### RECORDS FOR THE EXERCISE:
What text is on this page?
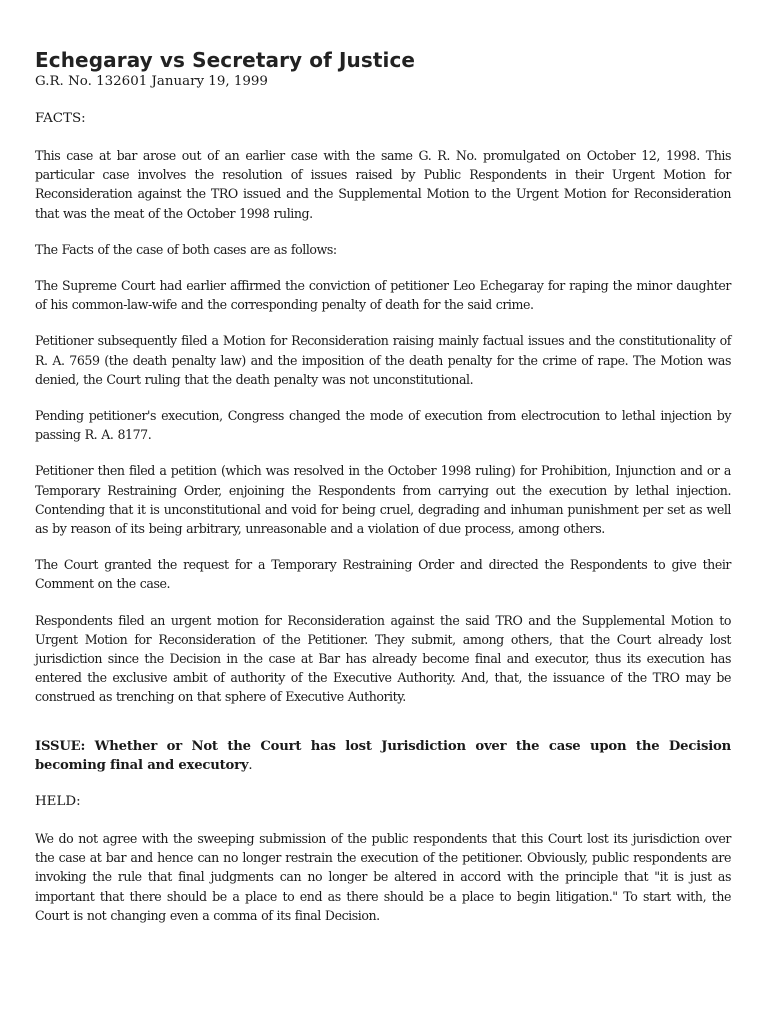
Echegaray vs Secretary of Justice

G.R. No. 132601 January 19, 1999

FACTS:

This case at bar arose out of an earlier case with the same G. R. No. promulgated on October 12, 1998. This particular case involves the resolution of issues raised by Public Respondents in their Urgent Motion for Reconsideration against the TRO issued and the Supplemental Motion to the Urgent Motion for Reconsideration that was the meat of the October 1998 ruling.

The Facts of the case of both cases are as follows:

The Supreme Court had earlier affirmed the conviction of petitioner Leo Echegaray for raping the minor daughter of his common-law-wife and the corresponding penalty of death for the said crime.

Petitioner subsequently filed a Motion for Reconsideration raising mainly factual issues and the constitutionality of R. A. 7659 (the death penalty law) and the imposition of the death penalty for the crime of rape. The Motion was denied, the Court ruling that the death penalty was not unconstitutional.

Pending petitioner's execution, Congress changed the mode of execution from electrocution to lethal injection by passing R. A. 8177.

Petitioner then filed a petition (which was resolved in the October 1998 ruling) for Prohibition, Injunction and or a Temporary Restraining Order, enjoining the Respondents from carrying out the execution by lethal injection. Contending that it is unconstitutional and void for being cruel, degrading and inhuman punishment per set as well as by reason of its being arbitrary, unreasonable and a violation of due process, among others.

The Court granted the request for a Temporary Restraining Order and directed the Respondents to give their Comment on the case.

Respondents filed an urgent motion for Reconsideration against the said TRO and the Supplemental Motion to Urgent Motion for Reconsideration of the Petitioner. They submit, among others, that the Court already lost jurisdiction since the Decision in the case at Bar has already become final and executor, thus its execution has entered the exclusive ambit of authority of the Executive Authority. And, that, the issuance of the TRO may be construed as trenching on that sphere of Executive Authority.

ISSUE: Whether or Not the Court has lost Jurisdiction over the case upon the Decision becoming final and executory.

HELD:

We do not agree with the sweeping submission of the public respondents that this Court lost its jurisdiction over the case at bar and hence can no longer restrain the execution of the petitioner. Obviously, public respondents are invoking the rule that final judgments can no longer be altered in accord with the principle that "it is just as important that there should be a place to end as there should be a place to begin litigation." To start with, the Court is not changing even a comma of its final Decision.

### DIRECTIONS:
Lines containing the word "unconstitutional" must all be returned from the material above.

### WRITTEN ANSWER:
Petitioner subsequently filed a Motion for Reconsideration raising mainly factual issues and the constitutionality of R. A. 7659 (the death penalty law) and the imposition of the death penalty for the crime of rape. The Motion was denied, the Court ruling that the death penalty was not unconstitutional.
Petitioner then filed a petition (which was resolved in the October 1998 ruling) for Prohibition, Injunction and or a Temporary Restraining Order, enjoining the Respondents from carrying out the execution by lethal injection. Contending that it is unconstitutional and void for being cruel, degrading and inhuman punishment per set as well as by reason of its being arbitrary, unreasonable and a violation of due process, among others.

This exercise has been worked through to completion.